§ Data for this task:
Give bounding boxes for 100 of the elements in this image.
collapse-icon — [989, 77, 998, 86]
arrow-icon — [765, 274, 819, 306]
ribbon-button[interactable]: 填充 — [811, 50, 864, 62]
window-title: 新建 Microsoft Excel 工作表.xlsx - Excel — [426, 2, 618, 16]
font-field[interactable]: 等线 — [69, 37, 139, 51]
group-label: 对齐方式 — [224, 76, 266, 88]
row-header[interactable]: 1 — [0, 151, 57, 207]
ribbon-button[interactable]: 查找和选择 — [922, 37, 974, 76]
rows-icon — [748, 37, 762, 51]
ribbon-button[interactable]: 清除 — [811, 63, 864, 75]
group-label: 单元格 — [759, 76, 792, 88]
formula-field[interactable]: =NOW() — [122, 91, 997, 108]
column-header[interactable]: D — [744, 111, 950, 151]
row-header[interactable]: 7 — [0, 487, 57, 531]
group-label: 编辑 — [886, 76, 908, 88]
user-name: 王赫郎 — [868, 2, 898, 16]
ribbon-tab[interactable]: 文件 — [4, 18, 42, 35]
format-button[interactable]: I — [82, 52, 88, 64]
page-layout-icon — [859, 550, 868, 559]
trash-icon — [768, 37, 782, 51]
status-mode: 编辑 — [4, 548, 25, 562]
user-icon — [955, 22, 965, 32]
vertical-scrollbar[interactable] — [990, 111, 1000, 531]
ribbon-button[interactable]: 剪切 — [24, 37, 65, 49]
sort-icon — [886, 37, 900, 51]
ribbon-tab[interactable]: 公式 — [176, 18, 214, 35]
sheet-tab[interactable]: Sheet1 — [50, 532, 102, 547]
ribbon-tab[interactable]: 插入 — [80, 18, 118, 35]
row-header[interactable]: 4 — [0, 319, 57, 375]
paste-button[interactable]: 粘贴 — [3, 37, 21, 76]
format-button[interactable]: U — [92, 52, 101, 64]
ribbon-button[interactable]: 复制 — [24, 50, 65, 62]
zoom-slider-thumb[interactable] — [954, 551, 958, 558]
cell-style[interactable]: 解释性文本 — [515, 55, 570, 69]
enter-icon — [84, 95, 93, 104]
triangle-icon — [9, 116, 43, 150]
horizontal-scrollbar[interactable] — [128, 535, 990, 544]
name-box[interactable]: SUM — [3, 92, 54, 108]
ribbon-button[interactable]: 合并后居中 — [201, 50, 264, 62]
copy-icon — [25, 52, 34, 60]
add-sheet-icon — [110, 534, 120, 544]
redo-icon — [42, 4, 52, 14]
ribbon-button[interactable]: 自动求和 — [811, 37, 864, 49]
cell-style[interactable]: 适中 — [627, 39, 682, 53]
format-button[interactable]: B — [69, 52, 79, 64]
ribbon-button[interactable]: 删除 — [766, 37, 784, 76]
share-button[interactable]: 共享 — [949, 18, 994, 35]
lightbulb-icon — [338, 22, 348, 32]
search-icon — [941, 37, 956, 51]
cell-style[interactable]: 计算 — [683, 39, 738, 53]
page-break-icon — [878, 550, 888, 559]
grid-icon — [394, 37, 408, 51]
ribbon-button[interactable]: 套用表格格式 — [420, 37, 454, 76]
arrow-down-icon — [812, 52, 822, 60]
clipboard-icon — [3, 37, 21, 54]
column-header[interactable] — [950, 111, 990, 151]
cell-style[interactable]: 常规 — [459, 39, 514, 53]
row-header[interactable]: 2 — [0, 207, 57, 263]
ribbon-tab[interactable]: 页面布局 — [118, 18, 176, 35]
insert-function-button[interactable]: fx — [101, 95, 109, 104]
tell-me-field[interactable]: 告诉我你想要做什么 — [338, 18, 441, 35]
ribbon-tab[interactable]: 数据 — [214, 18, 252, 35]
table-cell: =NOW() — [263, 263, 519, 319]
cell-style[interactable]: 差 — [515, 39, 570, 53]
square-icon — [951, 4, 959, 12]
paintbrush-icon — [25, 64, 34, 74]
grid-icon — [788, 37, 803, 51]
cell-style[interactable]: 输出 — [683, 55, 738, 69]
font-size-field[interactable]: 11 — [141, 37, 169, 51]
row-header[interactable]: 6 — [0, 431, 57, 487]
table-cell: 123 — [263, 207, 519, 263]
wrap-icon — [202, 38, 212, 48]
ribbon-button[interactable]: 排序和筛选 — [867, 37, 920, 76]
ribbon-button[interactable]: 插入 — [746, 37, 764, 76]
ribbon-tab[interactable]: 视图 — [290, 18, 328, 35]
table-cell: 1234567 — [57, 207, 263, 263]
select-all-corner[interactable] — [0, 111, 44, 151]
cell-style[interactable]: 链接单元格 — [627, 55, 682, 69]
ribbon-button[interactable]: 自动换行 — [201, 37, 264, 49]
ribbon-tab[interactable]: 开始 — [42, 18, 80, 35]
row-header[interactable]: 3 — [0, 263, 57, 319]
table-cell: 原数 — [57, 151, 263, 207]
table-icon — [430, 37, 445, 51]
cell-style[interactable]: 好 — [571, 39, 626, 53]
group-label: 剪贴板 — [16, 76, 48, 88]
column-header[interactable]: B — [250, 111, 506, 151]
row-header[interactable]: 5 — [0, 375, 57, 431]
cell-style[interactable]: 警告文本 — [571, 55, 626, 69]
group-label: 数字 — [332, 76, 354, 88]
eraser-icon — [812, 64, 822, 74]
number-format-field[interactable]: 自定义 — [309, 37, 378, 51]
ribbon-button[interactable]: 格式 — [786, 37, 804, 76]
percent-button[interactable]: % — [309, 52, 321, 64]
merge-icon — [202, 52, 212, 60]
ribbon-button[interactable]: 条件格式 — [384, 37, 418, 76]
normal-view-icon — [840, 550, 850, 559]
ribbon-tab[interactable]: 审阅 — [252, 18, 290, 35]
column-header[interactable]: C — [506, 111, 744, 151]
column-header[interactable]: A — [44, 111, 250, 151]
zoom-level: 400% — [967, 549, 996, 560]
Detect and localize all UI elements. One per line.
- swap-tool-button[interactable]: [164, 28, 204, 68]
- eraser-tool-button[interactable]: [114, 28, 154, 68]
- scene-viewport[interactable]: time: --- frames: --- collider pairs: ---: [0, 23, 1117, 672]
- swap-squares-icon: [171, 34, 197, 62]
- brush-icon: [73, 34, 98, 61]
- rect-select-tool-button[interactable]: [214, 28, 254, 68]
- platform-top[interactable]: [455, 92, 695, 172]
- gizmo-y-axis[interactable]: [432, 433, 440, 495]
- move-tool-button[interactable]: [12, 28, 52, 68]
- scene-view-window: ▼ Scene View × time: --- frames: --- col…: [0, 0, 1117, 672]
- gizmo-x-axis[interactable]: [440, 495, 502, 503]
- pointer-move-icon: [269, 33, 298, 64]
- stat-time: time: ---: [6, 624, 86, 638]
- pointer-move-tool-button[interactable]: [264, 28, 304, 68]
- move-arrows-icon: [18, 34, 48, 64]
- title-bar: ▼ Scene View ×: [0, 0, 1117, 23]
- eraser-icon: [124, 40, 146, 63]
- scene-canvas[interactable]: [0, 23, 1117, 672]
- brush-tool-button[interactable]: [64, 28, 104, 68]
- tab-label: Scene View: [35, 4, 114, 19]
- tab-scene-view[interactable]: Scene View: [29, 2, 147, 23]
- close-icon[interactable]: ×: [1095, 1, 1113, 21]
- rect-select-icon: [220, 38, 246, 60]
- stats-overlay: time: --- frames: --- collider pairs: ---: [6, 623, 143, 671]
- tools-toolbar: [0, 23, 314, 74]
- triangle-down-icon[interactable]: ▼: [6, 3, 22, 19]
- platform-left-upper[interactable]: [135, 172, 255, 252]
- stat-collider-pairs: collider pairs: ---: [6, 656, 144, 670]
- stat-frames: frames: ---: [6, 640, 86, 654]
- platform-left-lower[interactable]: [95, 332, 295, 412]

§ Work to complete:
Print every one of the entries above again, word for word, keeping each line and its coordinates unchanged.

§ Written answer:
Give bounding boxes for 100 of the elements in this image.
collapse-icon — [989, 77, 998, 86]
arrow-icon — [765, 274, 819, 306]
ribbon-button[interactable]: 填充 — [811, 50, 864, 62]
window-title: 新建 Microsoft Excel 工作表.xlsx - Excel — [426, 2, 618, 16]
font-field[interactable]: 等线 — [69, 37, 139, 51]
group-label: 对齐方式 — [224, 76, 266, 88]
row-header[interactable]: 1 — [0, 151, 57, 207]
ribbon-button[interactable]: 查找和选择 — [922, 37, 974, 76]
rows-icon — [748, 37, 762, 51]
ribbon-button[interactable]: 清除 — [811, 63, 864, 75]
group-label: 单元格 — [759, 76, 792, 88]
formula-field[interactable]: =NOW() — [122, 91, 997, 108]
column-header[interactable]: D — [744, 111, 950, 151]
row-header[interactable]: 7 — [0, 487, 57, 531]
group-label: 编辑 — [886, 76, 908, 88]
user-name: 王赫郎 — [868, 2, 898, 16]
ribbon-tab[interactable]: 文件 — [4, 18, 42, 35]
format-button[interactable]: I — [82, 52, 88, 64]
page-layout-icon — [859, 550, 868, 559]
trash-icon — [768, 37, 782, 51]
status-mode: 编辑 — [4, 548, 25, 562]
user-icon — [955, 22, 965, 32]
vertical-scrollbar[interactable] — [990, 111, 1000, 531]
ribbon-button[interactable]: 剪切 — [24, 37, 65, 49]
sort-icon — [886, 37, 900, 51]
ribbon-tab[interactable]: 公式 — [176, 18, 214, 35]
sheet-tab[interactable]: Sheet1 — [50, 532, 102, 547]
ribbon-tab[interactable]: 插入 — [80, 18, 118, 35]
row-header[interactable]: 4 — [0, 319, 57, 375]
paste-button[interactable]: 粘贴 — [3, 37, 21, 76]
format-button[interactable]: U — [92, 52, 101, 64]
ribbon-button[interactable]: 复制 — [24, 50, 65, 62]
zoom-slider-thumb[interactable] — [954, 551, 958, 558]
cell-style[interactable]: 解释性文本 — [515, 55, 570, 69]
enter-icon — [84, 95, 93, 104]
triangle-icon — [9, 116, 43, 150]
horizontal-scrollbar[interactable] — [128, 535, 990, 544]
name-box[interactable]: SUM — [3, 92, 54, 108]
ribbon-button[interactable]: 合并后居中 — [201, 50, 264, 62]
copy-icon — [25, 52, 34, 60]
add-sheet-icon — [110, 534, 120, 544]
redo-icon — [42, 4, 52, 14]
ribbon-button[interactable]: 自动求和 — [811, 37, 864, 49]
cell-style[interactable]: 适中 — [627, 39, 682, 53]
format-button[interactable]: B — [69, 52, 79, 64]
ribbon-button[interactable]: 删除 — [766, 37, 784, 76]
share-button[interactable]: 共享 — [949, 18, 994, 35]
lightbulb-icon — [338, 22, 348, 32]
search-icon — [941, 37, 956, 51]
cell-style[interactable]: 计算 — [683, 39, 738, 53]
page-break-icon — [878, 550, 888, 559]
grid-icon — [394, 37, 408, 51]
ribbon-button[interactable]: 套用表格格式 — [420, 37, 454, 76]
arrow-down-icon — [812, 52, 822, 60]
clipboard-icon — [3, 37, 21, 54]
column-header[interactable] — [950, 111, 990, 151]
cell-style[interactable]: 常规 — [459, 39, 514, 53]
row-header[interactable]: 2 — [0, 207, 57, 263]
ribbon-tab[interactable]: 页面布局 — [118, 18, 176, 35]
insert-function-button[interactable]: fx — [101, 95, 109, 104]
tell-me-field[interactable]: 告诉我你想要做什么 — [338, 18, 441, 35]
ribbon-tab[interactable]: 数据 — [214, 18, 252, 35]
table-cell: =NOW() — [263, 263, 519, 319]
cell-style[interactable]: 差 — [515, 39, 570, 53]
square-icon — [951, 4, 959, 12]
paintbrush-icon — [25, 64, 34, 74]
grid-icon — [788, 37, 803, 51]
cell-style[interactable]: 输出 — [683, 55, 738, 69]
font-size-field[interactable]: 11 — [141, 37, 169, 51]
row-header[interactable]: 6 — [0, 431, 57, 487]
table-cell: 123 — [263, 207, 519, 263]
wrap-icon — [202, 38, 212, 48]
ribbon-button[interactable]: 排序和筛选 — [867, 37, 920, 76]
ribbon-button[interactable]: 插入 — [746, 37, 764, 76]
ribbon-tab[interactable]: 视图 — [290, 18, 328, 35]
table-cell: 1234567 — [57, 207, 263, 263]
select-all-corner[interactable] — [0, 111, 44, 151]
cell-style[interactable]: 链接单元格 — [627, 55, 682, 69]
ribbon-button[interactable]: 自动换行 — [201, 37, 264, 49]
ribbon-tab[interactable]: 开始 — [42, 18, 80, 35]
row-header[interactable]: 3 — [0, 263, 57, 319]
table-cell: 原数 — [57, 151, 263, 207]
table-icon — [430, 37, 445, 51]
cell-style[interactable]: 好 — [571, 39, 626, 53]
group-label: 剪贴板 — [16, 76, 48, 88]
column-header[interactable]: B — [250, 111, 506, 151]
row-header[interactable]: 5 — [0, 375, 57, 431]
cell-style[interactable]: 警告文本 — [571, 55, 626, 69]
group-label: 数字 — [332, 76, 354, 88]
eraser-icon — [812, 64, 822, 74]
number-format-field[interactable]: 自定义 — [309, 37, 378, 51]
ribbon-button[interactable]: 格式 — [786, 37, 804, 76]
percent-button[interactable]: % — [309, 52, 321, 64]
merge-icon — [202, 52, 212, 60]
ribbon-button[interactable]: 条件格式 — [384, 37, 418, 76]
normal-view-icon — [840, 550, 850, 559]
ribbon-tab[interactable]: 审阅 — [252, 18, 290, 35]
column-header[interactable]: C — [506, 111, 744, 151]
column-header[interactable]: A — [44, 111, 250, 151]
zoom-level: 400% — [967, 549, 996, 560]
Detect and localize all UI elements. One per line.
- swap-tool-button[interactable]: [164, 28, 204, 68]
- eraser-tool-button[interactable]: [114, 28, 154, 68]
- scene-viewport[interactable]: time: --- frames: --- collider pairs: ---: [0, 23, 1117, 672]
- swap-squares-icon: [171, 34, 197, 62]
- brush-icon: [73, 34, 98, 61]
- rect-select-tool-button[interactable]: [214, 28, 254, 68]
- platform-top[interactable]: [455, 92, 695, 172]
- gizmo-y-axis[interactable]: [432, 433, 440, 495]
- move-tool-button[interactable]: [12, 28, 52, 68]
- scene-view-window: ▼ Scene View × time: --- frames: --- col…: [0, 0, 1117, 672]
- gizmo-x-axis[interactable]: [440, 495, 502, 503]
- pointer-move-icon: [269, 33, 298, 64]
- stat-time: time: ---: [6, 624, 86, 638]
- pointer-move-tool-button[interactable]: [264, 28, 304, 68]
- move-arrows-icon: [18, 34, 48, 64]
- title-bar: ▼ Scene View ×: [0, 0, 1117, 23]
- eraser-icon: [124, 40, 146, 63]
- scene-canvas[interactable]: [0, 23, 1117, 672]
- brush-tool-button[interactable]: [64, 28, 104, 68]
- tab-label: Scene View: [35, 4, 114, 19]
- tab-scene-view[interactable]: Scene View: [29, 2, 147, 23]
- close-icon[interactable]: ×: [1095, 1, 1113, 21]
- rect-select-icon: [220, 38, 246, 60]
- stats-overlay: time: --- frames: --- collider pairs: ---: [6, 623, 143, 671]
- tools-toolbar: [0, 23, 314, 74]
- triangle-down-icon[interactable]: ▼: [6, 3, 22, 19]
- platform-left-upper[interactable]: [135, 172, 255, 252]
- stat-collider-pairs: collider pairs: ---: [6, 656, 144, 670]
- stat-frames: frames: ---: [6, 640, 86, 654]
- platform-left-lower[interactable]: [95, 332, 295, 412]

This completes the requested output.